— PROBLEM REQUIREMENTS —
Find the string "desired" in the data, then copy every line where it is found.

################

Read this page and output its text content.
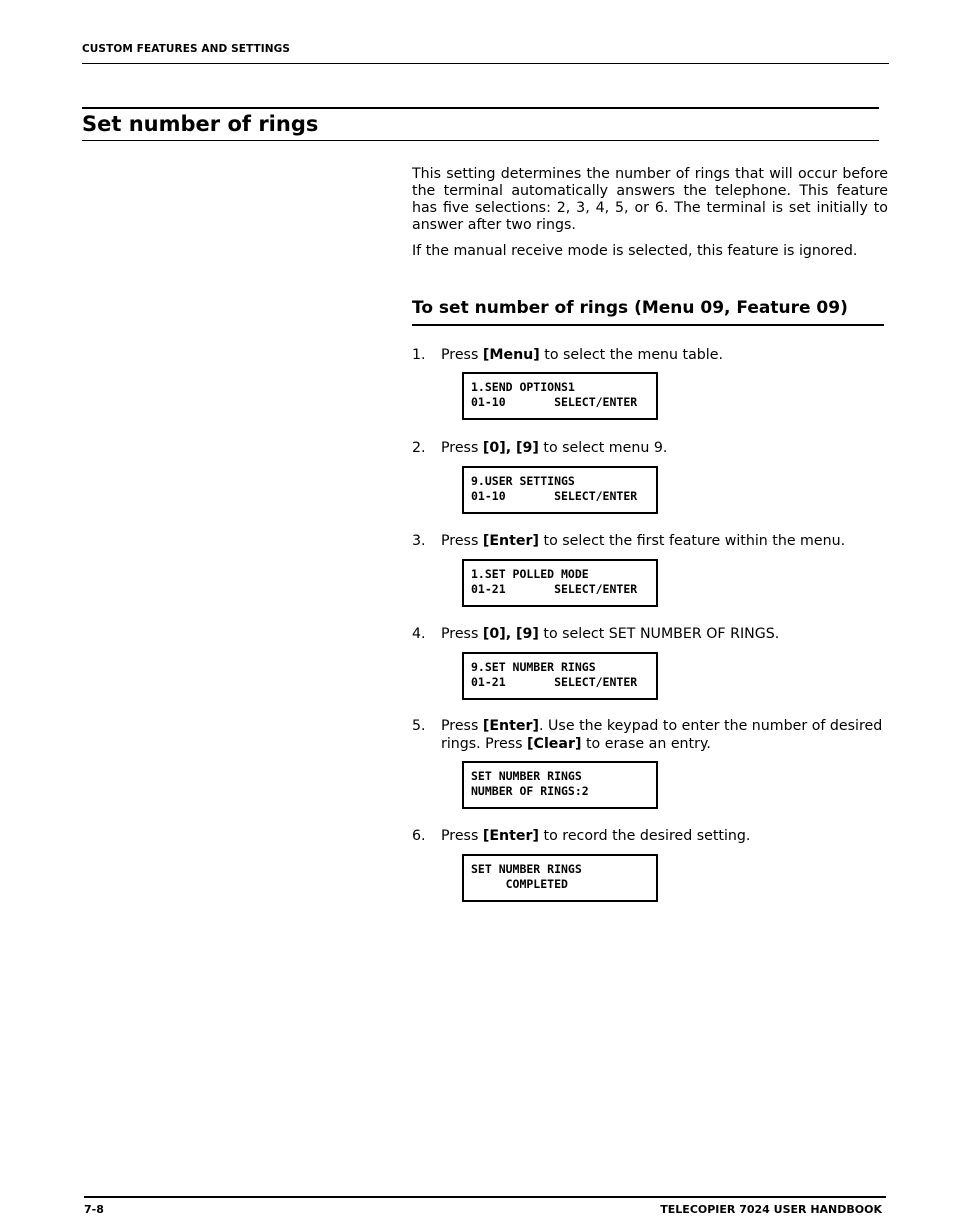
CUSTOM FEATURES AND SETTINGS
Set number of rings
This setting determines the number of rings that will occur before the terminal automatically answers the telephone. This feature has five selections: 2, 3, 4, 5, or 6. The terminal is set initially to answer after two rings.
If the manual receive mode is selected, this feature is ignored.
To set number of rings (Menu 09, Feature 09)
1. Press [Menu] to select the menu table.
1.SEND OPTIONS1
01-10       SELECT/ENTER
2. Press [0], [9] to select menu 9.
9.USER SETTINGS
01-10       SELECT/ENTER
3. Press [Enter] to select the first feature within the menu.
1.SET POLLED MODE
01-21       SELECT/ENTER
4. Press [0], [9] to select SET NUMBER OF RINGS.
9.SET NUMBER RINGS
01-21       SELECT/ENTER
5. Press [Enter]. Use the keypad to enter the number of desired rings. Press [Clear] to erase an entry.
SET NUMBER RINGS
NUMBER OF RINGS:2
6. Press [Enter] to record the desired setting.
SET NUMBER RINGS
COMPLETED
7-8	TELECOPIER 7024 USER HANDBOOK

################

— FULL OUTPUT —
5. Press [Enter]. Use the keypad to enter the number of desired rings. Press [Clear] to erase an entry.
6. Press [Enter] to record the desired setting.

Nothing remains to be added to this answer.